* start Stored data *

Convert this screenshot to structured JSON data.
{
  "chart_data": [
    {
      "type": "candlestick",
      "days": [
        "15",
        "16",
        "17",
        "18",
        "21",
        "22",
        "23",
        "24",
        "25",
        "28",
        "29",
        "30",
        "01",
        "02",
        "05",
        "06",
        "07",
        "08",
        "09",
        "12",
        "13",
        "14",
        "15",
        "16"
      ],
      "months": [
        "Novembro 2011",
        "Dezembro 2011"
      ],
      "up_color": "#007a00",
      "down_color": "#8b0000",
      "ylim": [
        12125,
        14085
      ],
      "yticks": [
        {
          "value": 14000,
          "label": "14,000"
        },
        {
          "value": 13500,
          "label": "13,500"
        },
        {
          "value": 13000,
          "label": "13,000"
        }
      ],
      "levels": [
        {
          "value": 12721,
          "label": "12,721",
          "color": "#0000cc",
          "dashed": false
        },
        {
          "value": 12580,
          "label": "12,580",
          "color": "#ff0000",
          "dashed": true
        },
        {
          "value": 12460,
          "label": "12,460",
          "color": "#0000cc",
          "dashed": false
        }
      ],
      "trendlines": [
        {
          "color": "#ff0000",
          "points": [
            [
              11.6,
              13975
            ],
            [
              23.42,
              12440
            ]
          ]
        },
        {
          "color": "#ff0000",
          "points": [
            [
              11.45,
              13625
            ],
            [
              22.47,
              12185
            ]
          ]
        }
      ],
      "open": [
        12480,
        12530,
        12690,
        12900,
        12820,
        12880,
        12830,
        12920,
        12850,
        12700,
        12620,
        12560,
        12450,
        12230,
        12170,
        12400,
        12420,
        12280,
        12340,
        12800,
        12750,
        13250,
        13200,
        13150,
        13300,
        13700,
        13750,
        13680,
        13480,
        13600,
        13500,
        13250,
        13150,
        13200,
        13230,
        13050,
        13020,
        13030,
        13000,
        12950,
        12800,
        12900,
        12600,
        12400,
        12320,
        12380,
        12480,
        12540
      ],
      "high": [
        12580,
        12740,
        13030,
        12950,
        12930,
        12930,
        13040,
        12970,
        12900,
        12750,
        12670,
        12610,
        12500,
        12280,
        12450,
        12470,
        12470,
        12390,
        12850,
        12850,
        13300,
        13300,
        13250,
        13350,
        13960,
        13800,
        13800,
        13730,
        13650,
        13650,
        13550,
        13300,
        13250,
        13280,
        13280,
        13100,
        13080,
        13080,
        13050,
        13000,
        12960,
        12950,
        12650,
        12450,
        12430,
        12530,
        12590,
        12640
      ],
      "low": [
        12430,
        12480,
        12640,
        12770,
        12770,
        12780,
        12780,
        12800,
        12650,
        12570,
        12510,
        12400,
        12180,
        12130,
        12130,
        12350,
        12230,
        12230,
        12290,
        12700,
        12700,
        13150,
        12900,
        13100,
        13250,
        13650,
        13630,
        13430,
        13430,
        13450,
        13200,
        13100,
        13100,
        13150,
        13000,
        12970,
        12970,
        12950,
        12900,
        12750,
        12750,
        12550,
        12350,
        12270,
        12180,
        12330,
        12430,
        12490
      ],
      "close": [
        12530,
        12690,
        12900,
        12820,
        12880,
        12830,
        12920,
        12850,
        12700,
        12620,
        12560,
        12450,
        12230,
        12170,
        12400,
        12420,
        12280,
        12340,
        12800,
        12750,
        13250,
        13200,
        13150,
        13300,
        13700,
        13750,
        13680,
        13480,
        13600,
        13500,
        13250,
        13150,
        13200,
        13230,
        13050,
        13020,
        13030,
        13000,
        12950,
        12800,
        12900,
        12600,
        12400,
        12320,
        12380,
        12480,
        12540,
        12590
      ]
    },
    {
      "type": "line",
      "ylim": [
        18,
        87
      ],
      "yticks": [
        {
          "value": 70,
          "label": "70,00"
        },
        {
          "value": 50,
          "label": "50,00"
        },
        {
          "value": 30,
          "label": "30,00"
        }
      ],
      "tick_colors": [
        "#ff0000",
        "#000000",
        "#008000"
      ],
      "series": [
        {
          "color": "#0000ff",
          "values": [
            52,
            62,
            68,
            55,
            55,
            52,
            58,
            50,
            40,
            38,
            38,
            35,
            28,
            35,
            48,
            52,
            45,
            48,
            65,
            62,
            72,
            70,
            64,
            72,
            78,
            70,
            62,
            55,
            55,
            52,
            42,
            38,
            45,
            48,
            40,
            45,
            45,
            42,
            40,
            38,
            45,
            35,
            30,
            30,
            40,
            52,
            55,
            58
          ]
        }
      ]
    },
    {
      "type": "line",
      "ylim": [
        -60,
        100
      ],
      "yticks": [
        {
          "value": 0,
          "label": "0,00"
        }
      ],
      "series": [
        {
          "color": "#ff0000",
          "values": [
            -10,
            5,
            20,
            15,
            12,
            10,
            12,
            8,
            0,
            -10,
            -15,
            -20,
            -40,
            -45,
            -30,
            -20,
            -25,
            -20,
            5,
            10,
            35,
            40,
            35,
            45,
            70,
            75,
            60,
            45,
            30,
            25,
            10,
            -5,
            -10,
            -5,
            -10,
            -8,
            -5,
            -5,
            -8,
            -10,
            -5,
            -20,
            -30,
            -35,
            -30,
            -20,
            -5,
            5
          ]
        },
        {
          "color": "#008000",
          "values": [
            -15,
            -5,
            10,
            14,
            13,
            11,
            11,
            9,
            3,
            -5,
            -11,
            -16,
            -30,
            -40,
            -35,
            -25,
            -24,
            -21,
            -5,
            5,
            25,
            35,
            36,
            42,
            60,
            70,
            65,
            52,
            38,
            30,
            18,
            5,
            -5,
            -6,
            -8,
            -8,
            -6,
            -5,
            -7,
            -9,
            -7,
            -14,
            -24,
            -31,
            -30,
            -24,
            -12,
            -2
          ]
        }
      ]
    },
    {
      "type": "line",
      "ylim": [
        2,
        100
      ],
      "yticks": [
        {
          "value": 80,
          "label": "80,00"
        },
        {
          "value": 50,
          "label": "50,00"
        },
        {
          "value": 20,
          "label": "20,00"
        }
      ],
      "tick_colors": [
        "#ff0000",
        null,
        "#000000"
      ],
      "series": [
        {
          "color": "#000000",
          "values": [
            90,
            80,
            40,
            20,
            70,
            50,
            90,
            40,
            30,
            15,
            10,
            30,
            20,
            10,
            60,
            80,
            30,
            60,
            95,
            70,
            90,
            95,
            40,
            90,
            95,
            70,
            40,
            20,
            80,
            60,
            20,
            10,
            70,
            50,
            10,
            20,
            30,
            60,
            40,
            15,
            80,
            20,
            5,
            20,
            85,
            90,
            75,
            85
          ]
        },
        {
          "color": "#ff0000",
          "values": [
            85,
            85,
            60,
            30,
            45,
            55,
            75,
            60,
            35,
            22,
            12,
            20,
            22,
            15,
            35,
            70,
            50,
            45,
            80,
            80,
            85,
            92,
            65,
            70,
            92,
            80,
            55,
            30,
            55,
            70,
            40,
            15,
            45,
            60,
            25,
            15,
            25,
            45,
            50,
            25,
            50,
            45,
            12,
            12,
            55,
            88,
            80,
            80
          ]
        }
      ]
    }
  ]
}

* end Stored data *

**Task objective**
Above are some records. Print them all exactly.

**The output**
Convert this screenshot to structured JSON data.
{
  "chart_data": [
    {
      "type": "candlestick",
      "days": [
        "15",
        "16",
        "17",
        "18",
        "21",
        "22",
        "23",
        "24",
        "25",
        "28",
        "29",
        "30",
        "01",
        "02",
        "05",
        "06",
        "07",
        "08",
        "09",
        "12",
        "13",
        "14",
        "15",
        "16"
      ],
      "months": [
        "Novembro 2011",
        "Dezembro 2011"
      ],
      "up_color": "#007a00",
      "down_color": "#8b0000",
      "ylim": [
        12125,
        14085
      ],
      "yticks": [
        {
          "value": 14000,
          "label": "14,000"
        },
        {
          "value": 13500,
          "label": "13,500"
        },
        {
          "value": 13000,
          "label": "13,000"
        }
      ],
      "levels": [
        {
          "value": 12721,
          "label": "12,721",
          "color": "#0000cc",
          "dashed": false
        },
        {
          "value": 12580,
          "label": "12,580",
          "color": "#ff0000",
          "dashed": true
        },
        {
          "value": 12460,
          "label": "12,460",
          "color": "#0000cc",
          "dashed": false
        }
      ],
      "trendlines": [
        {
          "color": "#ff0000",
          "points": [
            [
              11.6,
              13975
            ],
            [
              23.42,
              12440
            ]
          ]
        },
        {
          "color": "#ff0000",
          "points": [
            [
              11.45,
              13625
            ],
            [
              22.47,
              12185
            ]
          ]
        }
      ],
      "open": [
        12480,
        12530,
        12690,
        12900,
        12820,
        12880,
        12830,
        12920,
        12850,
        12700,
        12620,
        12560,
        12450,
        12230,
        12170,
        12400,
        12420,
        12280,
        12340,
        12800,
        12750,
        13250,
        13200,
        13150,
        13300,
        13700,
        13750,
        13680,
        13480,
        13600,
        13500,
        13250,
        13150,
        13200,
        13230,
        13050,
        13020,
        13030,
        13000,
        12950,
        12800,
        12900,
        12600,
        12400,
        12320,
        12380,
        12480,
        12540
      ],
      "high": [
        12580,
        12740,
        13030,
        12950,
        12930,
        12930,
        13040,
        12970,
        12900,
        12750,
        12670,
        12610,
        12500,
        12280,
        12450,
        12470,
        12470,
        12390,
        12850,
        12850,
        13300,
        13300,
        13250,
        13350,
        13960,
        13800,
        13800,
        13730,
        13650,
        13650,
        13550,
        13300,
        13250,
        13280,
        13280,
        13100,
        13080,
        13080,
        13050,
        13000,
        12960,
        12950,
        12650,
        12450,
        12430,
        12530,
        12590,
        12640
      ],
      "low": [
        12430,
        12480,
        12640,
        12770,
        12770,
        12780,
        12780,
        12800,
        12650,
        12570,
        12510,
        12400,
        12180,
        12130,
        12130,
        12350,
        12230,
        12230,
        12290,
        12700,
        12700,
        13150,
        12900,
        13100,
        13250,
        13650,
        13630,
        13430,
        13430,
        13450,
        13200,
        13100,
        13100,
        13150,
        13000,
        12970,
        12970,
        12950,
        12900,
        12750,
        12750,
        12550,
        12350,
        12270,
        12180,
        12330,
        12430,
        12490
      ],
      "close": [
        12530,
        12690,
        12900,
        12820,
        12880,
        12830,
        12920,
        12850,
        12700,
        12620,
        12560,
        12450,
        12230,
        12170,
        12400,
        12420,
        12280,
        12340,
        12800,
        12750,
        13250,
        13200,
        13150,
        13300,
        13700,
        13750,
        13680,
        13480,
        13600,
        13500,
        13250,
        13150,
        13200,
        13230,
        13050,
        13020,
        13030,
        13000,
        12950,
        12800,
        12900,
        12600,
        12400,
        12320,
        12380,
        12480,
        12540,
        12590
      ]
    },
    {
      "type": "line",
      "ylim": [
        18,
        87
      ],
      "yticks": [
        {
          "value": 70,
          "label": "70,00"
        },
        {
          "value": 50,
          "label": "50,00"
        },
        {
          "value": 30,
          "label": "30,00"
        }
      ],
      "tick_colors": [
        "#ff0000",
        "#000000",
        "#008000"
      ],
      "series": [
        {
          "color": "#0000ff",
          "values": [
            52,
            62,
            68,
            55,
            55,
            52,
            58,
            50,
            40,
            38,
            38,
            35,
            28,
            35,
            48,
            52,
            45,
            48,
            65,
            62,
            72,
            70,
            64,
            72,
            78,
            70,
            62,
            55,
            55,
            52,
            42,
            38,
            45,
            48,
            40,
            45,
            45,
            42,
            40,
            38,
            45,
            35,
            30,
            30,
            40,
            52,
            55,
            58
          ]
        }
      ]
    },
    {
      "type": "line",
      "ylim": [
        -60,
        100
      ],
      "yticks": [
        {
          "value": 0,
          "label": "0,00"
        }
      ],
      "series": [
        {
          "color": "#ff0000",
          "values": [
            -10,
            5,
            20,
            15,
            12,
            10,
            12,
            8,
            0,
            -10,
            -15,
            -20,
            -40,
            -45,
            -30,
            -20,
            -25,
            -20,
            5,
            10,
            35,
            40,
            35,
            45,
            70,
            75,
            60,
            45,
            30,
            25,
            10,
            -5,
            -10,
            -5,
            -10,
            -8,
            -5,
            -5,
            -8,
            -10,
            -5,
            -20,
            -30,
            -35,
            -30,
            -20,
            -5,
            5
          ]
        },
        {
          "color": "#008000",
          "values": [
            -15,
            -5,
            10,
            14,
            13,
            11,
            11,
            9,
            3,
            -5,
            -11,
            -16,
            -30,
            -40,
            -35,
            -25,
            -24,
            -21,
            -5,
            5,
            25,
            35,
            36,
            42,
            60,
            70,
            65,
            52,
            38,
            30,
            18,
            5,
            -5,
            -6,
            -8,
            -8,
            -6,
            -5,
            -7,
            -9,
            -7,
            -14,
            -24,
            -31,
            -30,
            -24,
            -12,
            -2
          ]
        }
      ]
    },
    {
      "type": "line",
      "ylim": [
        2,
        100
      ],
      "yticks": [
        {
          "value": 80,
          "label": "80,00"
        },
        {
          "value": 50,
          "label": "50,00"
        },
        {
          "value": 20,
          "label": "20,00"
        }
      ],
      "tick_colors": [
        "#ff0000",
        null,
        "#000000"
      ],
      "series": [
        {
          "color": "#000000",
          "values": [
            90,
            80,
            40,
            20,
            70,
            50,
            90,
            40,
            30,
            15,
            10,
            30,
            20,
            10,
            60,
            80,
            30,
            60,
            95,
            70,
            90,
            95,
            40,
            90,
            95,
            70,
            40,
            20,
            80,
            60,
            20,
            10,
            70,
            50,
            10,
            20,
            30,
            60,
            40,
            15,
            80,
            20,
            5,
            20,
            85,
            90,
            75,
            85
          ]
        },
        {
          "color": "#ff0000",
          "values": [
            85,
            85,
            60,
            30,
            45,
            55,
            75,
            60,
            35,
            22,
            12,
            20,
            22,
            15,
            35,
            70,
            50,
            45,
            80,
            80,
            85,
            92,
            65,
            70,
            92,
            80,
            55,
            30,
            55,
            70,
            40,
            15,
            45,
            60,
            25,
            15,
            25,
            45,
            50,
            25,
            50,
            45,
            12,
            12,
            55,
            88,
            80,
            80
          ]
        }
      ]
    }
  ]
}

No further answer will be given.